PROBLEM REQUIREMENTS
Scan the entries below and count the lines holding the string "document". Supply only the number.
## begin MATERIAL PROVIDED
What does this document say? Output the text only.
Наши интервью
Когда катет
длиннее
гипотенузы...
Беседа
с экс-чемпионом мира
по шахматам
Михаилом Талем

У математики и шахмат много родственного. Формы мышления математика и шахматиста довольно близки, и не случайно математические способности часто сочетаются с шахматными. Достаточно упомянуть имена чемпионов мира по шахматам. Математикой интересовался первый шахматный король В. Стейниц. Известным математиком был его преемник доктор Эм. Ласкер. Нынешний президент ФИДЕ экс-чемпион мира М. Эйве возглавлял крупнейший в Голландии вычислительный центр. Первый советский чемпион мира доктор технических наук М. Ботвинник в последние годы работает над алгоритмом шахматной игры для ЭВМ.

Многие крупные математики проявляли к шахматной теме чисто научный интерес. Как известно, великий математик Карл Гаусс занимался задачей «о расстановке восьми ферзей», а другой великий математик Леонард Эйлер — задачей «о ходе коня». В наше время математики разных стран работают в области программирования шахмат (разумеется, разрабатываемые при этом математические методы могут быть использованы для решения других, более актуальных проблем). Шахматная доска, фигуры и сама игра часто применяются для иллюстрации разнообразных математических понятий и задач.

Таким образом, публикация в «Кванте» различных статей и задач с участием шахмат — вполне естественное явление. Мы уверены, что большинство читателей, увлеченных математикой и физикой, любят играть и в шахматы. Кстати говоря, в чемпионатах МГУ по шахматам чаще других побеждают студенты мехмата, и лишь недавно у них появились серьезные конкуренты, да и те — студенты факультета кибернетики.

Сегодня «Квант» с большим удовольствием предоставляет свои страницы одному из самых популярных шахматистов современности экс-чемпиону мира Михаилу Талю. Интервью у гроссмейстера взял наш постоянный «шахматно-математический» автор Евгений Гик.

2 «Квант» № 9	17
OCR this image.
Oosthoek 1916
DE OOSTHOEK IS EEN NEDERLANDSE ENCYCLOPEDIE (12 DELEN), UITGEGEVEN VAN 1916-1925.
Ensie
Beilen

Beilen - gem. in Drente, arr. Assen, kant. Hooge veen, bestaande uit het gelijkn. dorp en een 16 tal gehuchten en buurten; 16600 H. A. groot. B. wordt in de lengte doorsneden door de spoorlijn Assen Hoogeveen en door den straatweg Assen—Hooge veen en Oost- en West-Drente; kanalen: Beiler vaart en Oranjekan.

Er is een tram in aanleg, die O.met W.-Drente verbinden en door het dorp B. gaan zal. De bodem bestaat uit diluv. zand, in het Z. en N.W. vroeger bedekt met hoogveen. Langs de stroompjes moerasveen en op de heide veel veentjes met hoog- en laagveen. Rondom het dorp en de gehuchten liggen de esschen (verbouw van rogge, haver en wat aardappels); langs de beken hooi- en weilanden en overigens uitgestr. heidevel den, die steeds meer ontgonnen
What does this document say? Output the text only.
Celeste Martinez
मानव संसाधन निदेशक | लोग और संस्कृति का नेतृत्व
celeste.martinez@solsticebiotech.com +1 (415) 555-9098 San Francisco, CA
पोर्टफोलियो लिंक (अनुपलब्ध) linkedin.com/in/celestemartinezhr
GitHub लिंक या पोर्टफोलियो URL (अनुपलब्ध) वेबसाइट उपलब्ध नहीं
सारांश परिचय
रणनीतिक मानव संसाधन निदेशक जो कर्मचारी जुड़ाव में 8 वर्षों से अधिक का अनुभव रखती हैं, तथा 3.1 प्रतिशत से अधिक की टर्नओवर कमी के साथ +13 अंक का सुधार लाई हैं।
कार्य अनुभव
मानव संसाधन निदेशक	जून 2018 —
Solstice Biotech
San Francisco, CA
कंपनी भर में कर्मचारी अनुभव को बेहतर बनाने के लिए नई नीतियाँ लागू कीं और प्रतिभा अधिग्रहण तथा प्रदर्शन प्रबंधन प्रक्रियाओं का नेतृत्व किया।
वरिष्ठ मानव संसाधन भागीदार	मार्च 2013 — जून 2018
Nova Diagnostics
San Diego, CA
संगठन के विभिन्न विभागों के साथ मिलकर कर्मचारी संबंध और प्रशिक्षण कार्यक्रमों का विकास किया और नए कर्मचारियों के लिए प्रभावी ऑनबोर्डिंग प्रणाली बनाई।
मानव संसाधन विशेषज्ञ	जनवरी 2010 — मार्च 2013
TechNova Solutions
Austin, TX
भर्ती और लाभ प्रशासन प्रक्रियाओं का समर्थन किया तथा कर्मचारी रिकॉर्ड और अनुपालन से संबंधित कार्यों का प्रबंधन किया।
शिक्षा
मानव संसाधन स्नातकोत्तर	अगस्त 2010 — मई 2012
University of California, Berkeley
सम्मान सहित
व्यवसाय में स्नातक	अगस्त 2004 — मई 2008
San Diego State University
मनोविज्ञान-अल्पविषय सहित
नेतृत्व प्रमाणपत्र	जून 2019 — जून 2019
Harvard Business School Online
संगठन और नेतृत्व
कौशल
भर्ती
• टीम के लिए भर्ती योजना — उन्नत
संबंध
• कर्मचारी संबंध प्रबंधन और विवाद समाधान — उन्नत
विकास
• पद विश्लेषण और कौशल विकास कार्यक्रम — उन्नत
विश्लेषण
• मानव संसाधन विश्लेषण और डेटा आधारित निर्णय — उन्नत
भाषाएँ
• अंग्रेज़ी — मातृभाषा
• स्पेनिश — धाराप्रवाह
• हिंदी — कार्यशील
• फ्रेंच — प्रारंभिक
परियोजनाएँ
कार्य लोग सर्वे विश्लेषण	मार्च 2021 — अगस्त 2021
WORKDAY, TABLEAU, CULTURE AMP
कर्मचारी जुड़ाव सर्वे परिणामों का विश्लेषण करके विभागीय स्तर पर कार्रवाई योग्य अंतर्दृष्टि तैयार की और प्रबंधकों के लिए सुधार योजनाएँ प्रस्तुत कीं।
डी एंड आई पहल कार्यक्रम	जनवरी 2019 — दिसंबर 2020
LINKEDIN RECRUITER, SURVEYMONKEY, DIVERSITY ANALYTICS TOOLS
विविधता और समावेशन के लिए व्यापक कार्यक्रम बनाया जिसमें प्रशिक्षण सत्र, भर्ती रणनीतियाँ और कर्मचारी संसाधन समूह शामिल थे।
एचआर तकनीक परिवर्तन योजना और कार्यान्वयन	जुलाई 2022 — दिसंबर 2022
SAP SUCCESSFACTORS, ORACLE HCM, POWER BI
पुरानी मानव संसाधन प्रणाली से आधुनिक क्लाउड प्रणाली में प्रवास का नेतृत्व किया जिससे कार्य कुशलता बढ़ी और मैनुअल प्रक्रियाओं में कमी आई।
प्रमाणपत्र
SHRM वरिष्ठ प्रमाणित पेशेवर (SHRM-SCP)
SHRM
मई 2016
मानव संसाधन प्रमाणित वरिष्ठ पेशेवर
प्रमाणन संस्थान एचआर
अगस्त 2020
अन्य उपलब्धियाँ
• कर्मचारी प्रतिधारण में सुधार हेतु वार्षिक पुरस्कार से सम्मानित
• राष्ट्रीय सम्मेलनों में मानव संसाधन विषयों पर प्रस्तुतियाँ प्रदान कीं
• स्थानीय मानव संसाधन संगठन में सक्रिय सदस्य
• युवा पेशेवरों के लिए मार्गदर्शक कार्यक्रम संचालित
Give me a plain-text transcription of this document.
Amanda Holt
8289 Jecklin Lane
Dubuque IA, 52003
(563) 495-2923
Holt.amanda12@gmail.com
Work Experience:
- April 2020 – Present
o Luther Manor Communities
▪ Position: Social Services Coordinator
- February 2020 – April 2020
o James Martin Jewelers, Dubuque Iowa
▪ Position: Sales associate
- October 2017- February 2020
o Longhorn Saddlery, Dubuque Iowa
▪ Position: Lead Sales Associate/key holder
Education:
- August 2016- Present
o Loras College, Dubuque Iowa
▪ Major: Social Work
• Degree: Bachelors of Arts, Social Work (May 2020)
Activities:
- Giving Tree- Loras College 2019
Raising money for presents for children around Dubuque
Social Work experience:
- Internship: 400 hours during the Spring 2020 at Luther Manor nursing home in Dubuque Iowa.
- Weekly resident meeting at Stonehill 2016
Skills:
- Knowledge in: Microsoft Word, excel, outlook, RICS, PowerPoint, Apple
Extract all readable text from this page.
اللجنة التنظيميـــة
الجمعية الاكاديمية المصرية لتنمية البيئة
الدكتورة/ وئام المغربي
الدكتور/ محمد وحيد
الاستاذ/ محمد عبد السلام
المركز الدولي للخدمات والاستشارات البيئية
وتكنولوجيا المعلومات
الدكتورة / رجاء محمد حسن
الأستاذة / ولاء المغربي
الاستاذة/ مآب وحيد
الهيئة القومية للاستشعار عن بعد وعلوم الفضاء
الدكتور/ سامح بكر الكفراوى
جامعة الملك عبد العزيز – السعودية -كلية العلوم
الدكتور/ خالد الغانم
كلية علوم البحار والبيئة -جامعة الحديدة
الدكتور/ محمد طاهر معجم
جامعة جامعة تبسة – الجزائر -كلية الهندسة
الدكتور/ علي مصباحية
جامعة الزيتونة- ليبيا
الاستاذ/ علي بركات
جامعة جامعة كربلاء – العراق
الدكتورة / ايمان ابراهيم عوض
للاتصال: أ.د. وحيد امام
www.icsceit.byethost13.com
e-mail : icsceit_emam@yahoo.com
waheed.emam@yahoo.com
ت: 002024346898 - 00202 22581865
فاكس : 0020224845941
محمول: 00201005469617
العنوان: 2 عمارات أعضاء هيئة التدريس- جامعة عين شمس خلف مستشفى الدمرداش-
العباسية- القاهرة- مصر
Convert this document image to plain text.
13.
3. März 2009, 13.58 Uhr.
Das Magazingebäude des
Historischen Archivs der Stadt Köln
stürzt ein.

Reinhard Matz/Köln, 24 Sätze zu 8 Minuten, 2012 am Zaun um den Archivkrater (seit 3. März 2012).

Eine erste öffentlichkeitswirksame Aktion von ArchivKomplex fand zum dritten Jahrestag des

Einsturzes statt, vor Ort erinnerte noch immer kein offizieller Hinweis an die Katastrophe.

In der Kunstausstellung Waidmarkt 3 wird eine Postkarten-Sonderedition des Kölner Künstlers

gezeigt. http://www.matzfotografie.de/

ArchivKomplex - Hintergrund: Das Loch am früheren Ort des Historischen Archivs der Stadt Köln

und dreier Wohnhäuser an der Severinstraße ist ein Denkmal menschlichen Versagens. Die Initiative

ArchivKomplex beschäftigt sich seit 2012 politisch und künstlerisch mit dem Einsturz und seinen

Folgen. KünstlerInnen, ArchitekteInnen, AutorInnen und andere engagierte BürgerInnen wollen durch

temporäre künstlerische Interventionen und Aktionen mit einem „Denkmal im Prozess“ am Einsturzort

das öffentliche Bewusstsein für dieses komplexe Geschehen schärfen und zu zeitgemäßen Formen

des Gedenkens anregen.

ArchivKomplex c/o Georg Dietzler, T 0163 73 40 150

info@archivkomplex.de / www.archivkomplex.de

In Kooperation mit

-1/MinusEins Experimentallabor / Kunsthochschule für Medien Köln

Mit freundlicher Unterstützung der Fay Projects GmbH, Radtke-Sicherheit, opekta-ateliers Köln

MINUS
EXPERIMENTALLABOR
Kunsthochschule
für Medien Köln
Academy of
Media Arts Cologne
## end MATERIAL PROVIDED
THE RESULT
4